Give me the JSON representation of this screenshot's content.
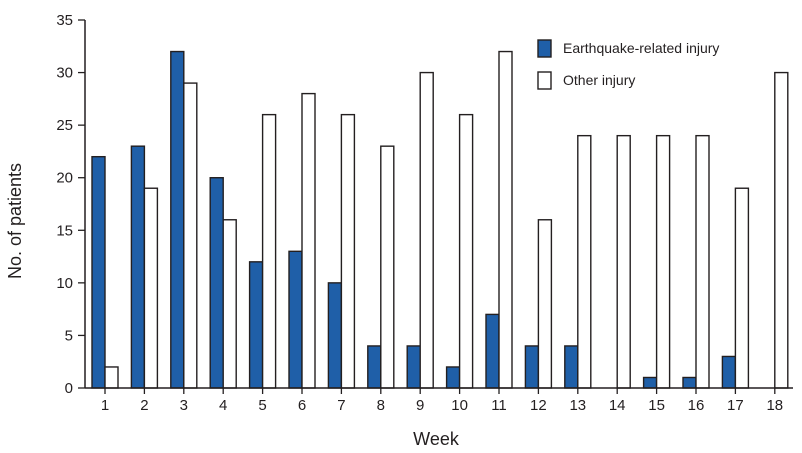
{
  "chart_data": {
    "type": "bar",
    "xlabel": "Week",
    "ylabel": "No. of patients",
    "ylim": [
      0,
      35
    ],
    "yticks": [
      0,
      5,
      10,
      15,
      20,
      25,
      30,
      35
    ],
    "categories": [
      "1",
      "2",
      "3",
      "4",
      "5",
      "6",
      "7",
      "8",
      "9",
      "10",
      "11",
      "12",
      "13",
      "14",
      "15",
      "16",
      "17",
      "18"
    ],
    "series": [
      {
        "name": "Earthquake-related injury",
        "color": "#1f5fa8",
        "values": [
          22,
          23,
          32,
          20,
          12,
          13,
          10,
          4,
          4,
          2,
          7,
          4,
          4,
          0,
          1,
          1,
          3,
          0
        ]
      },
      {
        "name": "Other injury",
        "color": "#ffffff",
        "values": [
          2,
          19,
          29,
          16,
          26,
          28,
          26,
          23,
          30,
          26,
          32,
          16,
          24,
          24,
          24,
          24,
          19,
          30
        ]
      }
    ],
    "grid": false,
    "legend_position": "top-right"
  }
}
__________________________________________________
When you print the records above, keep them exact and leave out the pictures.

Give me the JSON representation of this screenshot's content.
{
  "chart_data": {
    "type": "bar",
    "xlabel": "Week",
    "ylabel": "No. of patients",
    "ylim": [
      0,
      35
    ],
    "yticks": [
      0,
      5,
      10,
      15,
      20,
      25,
      30,
      35
    ],
    "categories": [
      "1",
      "2",
      "3",
      "4",
      "5",
      "6",
      "7",
      "8",
      "9",
      "10",
      "11",
      "12",
      "13",
      "14",
      "15",
      "16",
      "17",
      "18"
    ],
    "series": [
      {
        "name": "Earthquake-related injury",
        "color": "#1f5fa8",
        "values": [
          22,
          23,
          32,
          20,
          12,
          13,
          10,
          4,
          4,
          2,
          7,
          4,
          4,
          0,
          1,
          1,
          3,
          0
        ]
      },
      {
        "name": "Other injury",
        "color": "#ffffff",
        "values": [
          2,
          19,
          29,
          16,
          26,
          28,
          26,
          23,
          30,
          26,
          32,
          16,
          24,
          24,
          24,
          24,
          19,
          30
        ]
      }
    ],
    "grid": false,
    "legend_position": "top-right"
  }
}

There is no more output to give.